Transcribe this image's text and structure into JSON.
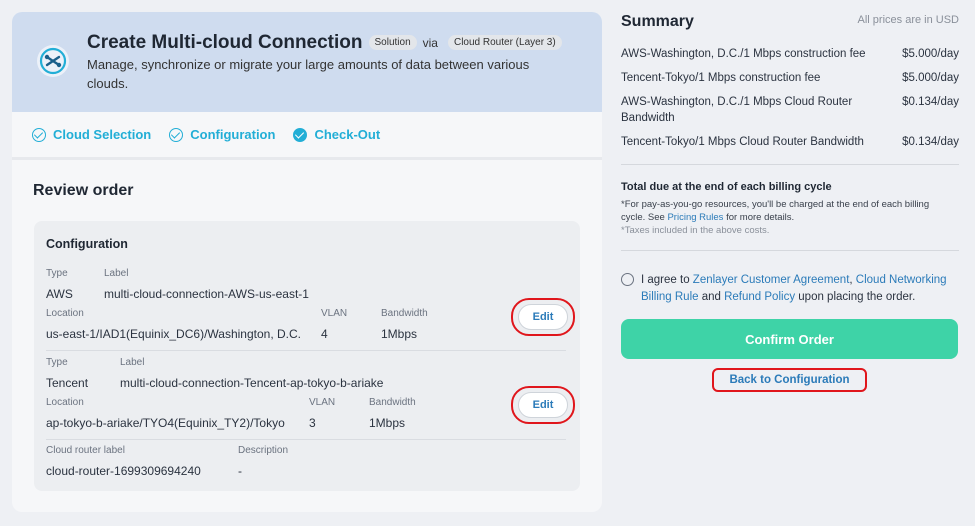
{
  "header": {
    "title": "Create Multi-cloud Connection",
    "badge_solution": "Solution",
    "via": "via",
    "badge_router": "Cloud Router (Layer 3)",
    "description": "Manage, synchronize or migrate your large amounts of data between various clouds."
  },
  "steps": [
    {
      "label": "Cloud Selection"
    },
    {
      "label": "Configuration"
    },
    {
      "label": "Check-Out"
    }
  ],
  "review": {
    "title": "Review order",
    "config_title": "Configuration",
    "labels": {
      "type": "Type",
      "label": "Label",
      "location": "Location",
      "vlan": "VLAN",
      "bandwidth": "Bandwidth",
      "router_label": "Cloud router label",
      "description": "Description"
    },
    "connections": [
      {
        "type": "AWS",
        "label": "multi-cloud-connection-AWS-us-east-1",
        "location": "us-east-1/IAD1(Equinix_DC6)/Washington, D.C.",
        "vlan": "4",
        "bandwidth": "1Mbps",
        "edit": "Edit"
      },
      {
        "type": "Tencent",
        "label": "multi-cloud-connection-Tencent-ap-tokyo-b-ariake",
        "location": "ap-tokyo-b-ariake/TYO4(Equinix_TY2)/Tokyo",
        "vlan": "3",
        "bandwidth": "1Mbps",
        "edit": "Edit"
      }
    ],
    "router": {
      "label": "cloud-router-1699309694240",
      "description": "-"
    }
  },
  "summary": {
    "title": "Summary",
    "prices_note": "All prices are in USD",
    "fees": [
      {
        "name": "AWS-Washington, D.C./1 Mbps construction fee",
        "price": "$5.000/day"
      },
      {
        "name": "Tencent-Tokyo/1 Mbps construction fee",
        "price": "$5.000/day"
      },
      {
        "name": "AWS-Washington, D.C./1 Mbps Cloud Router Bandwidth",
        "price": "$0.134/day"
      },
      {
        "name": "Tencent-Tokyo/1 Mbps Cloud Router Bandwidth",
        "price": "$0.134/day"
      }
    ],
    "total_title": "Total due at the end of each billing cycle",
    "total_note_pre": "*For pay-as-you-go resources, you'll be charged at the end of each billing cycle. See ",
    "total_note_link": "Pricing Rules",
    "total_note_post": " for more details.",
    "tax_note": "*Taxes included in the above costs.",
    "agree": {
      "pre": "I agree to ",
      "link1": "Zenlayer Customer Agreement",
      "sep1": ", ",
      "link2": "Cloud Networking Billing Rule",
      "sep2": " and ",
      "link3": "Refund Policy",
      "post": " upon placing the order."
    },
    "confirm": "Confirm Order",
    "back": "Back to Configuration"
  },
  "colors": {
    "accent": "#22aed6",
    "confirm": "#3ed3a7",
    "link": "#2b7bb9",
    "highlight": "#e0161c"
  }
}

What is asked>
Copy out the lines that hold "location".

Solution to this task>
      "location": "Location",
        "location": "us-east-1/IAD1(Equinix_DC6)/Washington, D.C.",
        "location": "ap-tokyo-b-ariake/TYO4(Equinix_TY2)/Tokyo",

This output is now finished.